◆ **Short exercise**
Reply with one number: how many lines contain the word "JSON".

◆ **Provided records**
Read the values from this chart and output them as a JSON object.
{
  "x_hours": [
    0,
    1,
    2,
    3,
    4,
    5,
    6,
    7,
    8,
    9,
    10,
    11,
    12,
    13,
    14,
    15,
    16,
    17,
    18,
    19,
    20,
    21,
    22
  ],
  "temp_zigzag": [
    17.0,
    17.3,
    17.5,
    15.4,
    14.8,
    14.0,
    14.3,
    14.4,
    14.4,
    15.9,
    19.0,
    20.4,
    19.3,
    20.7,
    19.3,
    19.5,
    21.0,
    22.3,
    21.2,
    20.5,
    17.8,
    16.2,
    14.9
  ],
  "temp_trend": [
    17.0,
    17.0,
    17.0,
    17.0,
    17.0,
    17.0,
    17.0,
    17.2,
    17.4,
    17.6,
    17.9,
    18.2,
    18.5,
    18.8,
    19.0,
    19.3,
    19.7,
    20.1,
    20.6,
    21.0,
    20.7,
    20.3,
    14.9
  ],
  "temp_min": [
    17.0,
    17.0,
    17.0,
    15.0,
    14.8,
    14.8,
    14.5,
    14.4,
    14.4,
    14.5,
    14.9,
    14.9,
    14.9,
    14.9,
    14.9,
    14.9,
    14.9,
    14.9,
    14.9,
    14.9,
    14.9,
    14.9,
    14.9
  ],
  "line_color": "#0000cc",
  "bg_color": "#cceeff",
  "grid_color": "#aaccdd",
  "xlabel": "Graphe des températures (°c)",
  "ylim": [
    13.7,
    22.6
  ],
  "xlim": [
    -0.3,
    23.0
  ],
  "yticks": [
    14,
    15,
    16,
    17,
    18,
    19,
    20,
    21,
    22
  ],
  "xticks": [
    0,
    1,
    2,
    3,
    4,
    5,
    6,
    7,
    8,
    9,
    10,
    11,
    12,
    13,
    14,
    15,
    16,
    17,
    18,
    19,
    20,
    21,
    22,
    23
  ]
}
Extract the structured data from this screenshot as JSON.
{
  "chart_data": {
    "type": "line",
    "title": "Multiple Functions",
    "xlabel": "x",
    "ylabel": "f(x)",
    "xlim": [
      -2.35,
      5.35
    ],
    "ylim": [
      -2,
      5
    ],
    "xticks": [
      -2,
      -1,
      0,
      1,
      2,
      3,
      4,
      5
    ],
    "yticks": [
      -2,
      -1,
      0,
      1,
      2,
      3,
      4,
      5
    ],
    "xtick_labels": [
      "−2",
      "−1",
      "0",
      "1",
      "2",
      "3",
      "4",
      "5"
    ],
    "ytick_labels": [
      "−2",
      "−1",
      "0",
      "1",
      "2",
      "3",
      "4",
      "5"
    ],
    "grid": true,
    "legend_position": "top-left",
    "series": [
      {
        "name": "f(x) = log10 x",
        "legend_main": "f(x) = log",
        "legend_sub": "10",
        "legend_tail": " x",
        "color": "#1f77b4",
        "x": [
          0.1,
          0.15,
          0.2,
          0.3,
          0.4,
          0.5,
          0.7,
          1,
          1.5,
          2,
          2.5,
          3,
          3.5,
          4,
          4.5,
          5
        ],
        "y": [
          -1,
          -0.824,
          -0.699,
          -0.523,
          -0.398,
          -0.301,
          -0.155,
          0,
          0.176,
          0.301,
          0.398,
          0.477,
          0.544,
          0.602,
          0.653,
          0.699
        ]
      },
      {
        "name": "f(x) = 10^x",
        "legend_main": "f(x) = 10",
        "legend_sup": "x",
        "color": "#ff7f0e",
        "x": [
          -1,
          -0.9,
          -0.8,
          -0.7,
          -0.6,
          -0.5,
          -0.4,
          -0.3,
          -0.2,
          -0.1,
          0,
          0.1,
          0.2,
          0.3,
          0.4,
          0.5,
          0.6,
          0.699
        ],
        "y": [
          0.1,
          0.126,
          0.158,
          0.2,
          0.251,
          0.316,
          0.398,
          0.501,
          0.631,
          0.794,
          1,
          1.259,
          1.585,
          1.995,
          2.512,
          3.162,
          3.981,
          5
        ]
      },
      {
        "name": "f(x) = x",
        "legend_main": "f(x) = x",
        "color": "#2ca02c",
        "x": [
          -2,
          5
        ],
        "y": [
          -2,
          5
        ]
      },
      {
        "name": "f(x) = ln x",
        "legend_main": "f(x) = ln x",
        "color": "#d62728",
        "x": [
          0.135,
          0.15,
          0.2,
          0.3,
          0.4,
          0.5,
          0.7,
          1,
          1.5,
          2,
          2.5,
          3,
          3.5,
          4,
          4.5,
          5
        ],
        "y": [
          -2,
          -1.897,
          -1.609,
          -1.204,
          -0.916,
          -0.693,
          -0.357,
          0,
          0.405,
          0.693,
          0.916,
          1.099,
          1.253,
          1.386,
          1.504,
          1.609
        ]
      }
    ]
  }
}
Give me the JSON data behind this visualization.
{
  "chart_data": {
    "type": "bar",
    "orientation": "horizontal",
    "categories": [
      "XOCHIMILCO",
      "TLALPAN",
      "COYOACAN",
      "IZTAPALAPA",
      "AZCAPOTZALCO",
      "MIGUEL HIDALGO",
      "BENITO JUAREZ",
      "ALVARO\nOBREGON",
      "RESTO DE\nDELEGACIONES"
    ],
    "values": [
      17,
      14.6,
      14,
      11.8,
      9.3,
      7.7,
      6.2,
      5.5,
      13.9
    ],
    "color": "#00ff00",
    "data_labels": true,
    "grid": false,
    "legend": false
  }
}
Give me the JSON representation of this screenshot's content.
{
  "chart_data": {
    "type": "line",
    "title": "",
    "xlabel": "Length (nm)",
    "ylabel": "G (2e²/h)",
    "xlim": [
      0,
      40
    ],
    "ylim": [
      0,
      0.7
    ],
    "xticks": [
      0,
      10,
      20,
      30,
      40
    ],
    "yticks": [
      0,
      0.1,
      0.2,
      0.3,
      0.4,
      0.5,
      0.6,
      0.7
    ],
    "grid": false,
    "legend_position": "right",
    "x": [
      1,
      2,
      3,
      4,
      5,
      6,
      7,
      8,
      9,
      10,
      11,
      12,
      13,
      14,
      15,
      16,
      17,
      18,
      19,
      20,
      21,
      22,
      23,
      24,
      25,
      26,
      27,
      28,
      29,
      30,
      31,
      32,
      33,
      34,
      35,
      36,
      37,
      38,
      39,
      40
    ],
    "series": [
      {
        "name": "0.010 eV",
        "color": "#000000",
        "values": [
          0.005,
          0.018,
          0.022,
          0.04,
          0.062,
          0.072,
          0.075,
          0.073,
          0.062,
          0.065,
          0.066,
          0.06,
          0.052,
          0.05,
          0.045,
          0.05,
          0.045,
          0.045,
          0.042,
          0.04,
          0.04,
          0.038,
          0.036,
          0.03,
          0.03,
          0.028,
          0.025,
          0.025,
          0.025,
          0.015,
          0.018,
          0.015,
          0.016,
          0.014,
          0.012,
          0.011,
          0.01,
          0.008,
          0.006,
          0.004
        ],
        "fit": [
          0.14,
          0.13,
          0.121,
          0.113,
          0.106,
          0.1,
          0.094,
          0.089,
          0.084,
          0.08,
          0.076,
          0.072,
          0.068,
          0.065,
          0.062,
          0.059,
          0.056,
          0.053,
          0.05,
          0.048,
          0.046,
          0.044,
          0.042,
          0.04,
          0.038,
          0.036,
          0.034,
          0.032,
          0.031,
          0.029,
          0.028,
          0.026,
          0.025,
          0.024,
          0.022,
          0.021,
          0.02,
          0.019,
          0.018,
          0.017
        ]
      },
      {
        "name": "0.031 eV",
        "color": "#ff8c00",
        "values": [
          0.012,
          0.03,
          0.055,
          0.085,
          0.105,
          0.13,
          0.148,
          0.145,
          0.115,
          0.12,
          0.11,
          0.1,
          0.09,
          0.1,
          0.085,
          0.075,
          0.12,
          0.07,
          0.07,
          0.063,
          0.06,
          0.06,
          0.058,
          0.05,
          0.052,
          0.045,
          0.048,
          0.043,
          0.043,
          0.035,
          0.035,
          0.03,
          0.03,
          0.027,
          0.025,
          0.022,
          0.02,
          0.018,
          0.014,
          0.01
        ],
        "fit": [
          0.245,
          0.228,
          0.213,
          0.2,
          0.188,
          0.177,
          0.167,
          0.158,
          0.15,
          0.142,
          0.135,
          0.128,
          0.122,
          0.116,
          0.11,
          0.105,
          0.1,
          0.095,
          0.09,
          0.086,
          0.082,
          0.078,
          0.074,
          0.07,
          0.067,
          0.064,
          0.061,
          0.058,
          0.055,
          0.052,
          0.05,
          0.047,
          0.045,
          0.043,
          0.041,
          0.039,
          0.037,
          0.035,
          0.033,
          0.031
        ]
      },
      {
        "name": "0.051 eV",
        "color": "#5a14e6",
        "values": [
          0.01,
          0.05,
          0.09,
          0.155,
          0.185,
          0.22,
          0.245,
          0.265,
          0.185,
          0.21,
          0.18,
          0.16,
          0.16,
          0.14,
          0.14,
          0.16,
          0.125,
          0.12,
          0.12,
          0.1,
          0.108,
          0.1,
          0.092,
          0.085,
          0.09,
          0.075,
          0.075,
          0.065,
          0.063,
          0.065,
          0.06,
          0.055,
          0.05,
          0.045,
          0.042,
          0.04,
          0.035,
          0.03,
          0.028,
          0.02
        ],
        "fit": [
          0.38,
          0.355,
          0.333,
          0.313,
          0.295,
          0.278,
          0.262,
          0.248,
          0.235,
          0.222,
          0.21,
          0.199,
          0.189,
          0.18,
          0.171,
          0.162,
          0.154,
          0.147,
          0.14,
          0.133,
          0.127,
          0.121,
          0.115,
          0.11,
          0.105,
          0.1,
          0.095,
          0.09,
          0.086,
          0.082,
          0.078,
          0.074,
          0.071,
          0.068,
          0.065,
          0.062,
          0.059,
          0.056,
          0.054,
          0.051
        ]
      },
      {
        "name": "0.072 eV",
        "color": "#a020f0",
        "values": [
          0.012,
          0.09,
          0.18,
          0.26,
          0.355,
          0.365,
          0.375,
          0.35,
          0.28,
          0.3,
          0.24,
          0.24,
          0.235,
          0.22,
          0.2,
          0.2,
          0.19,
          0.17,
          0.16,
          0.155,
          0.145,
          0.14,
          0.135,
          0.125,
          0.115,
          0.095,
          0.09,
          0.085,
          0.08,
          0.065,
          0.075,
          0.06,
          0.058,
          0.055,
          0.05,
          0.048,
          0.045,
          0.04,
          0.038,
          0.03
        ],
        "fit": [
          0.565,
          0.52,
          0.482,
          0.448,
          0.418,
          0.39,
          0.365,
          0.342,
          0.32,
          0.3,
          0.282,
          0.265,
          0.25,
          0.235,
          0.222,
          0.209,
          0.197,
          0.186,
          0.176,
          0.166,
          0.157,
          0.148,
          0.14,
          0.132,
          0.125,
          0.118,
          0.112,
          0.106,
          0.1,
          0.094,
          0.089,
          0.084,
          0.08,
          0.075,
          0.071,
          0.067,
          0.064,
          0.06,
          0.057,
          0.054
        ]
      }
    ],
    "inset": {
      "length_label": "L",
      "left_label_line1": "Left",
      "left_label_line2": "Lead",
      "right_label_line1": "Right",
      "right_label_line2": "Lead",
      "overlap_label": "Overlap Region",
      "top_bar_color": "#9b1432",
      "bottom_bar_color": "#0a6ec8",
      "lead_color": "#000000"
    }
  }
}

◆ **Full output**
4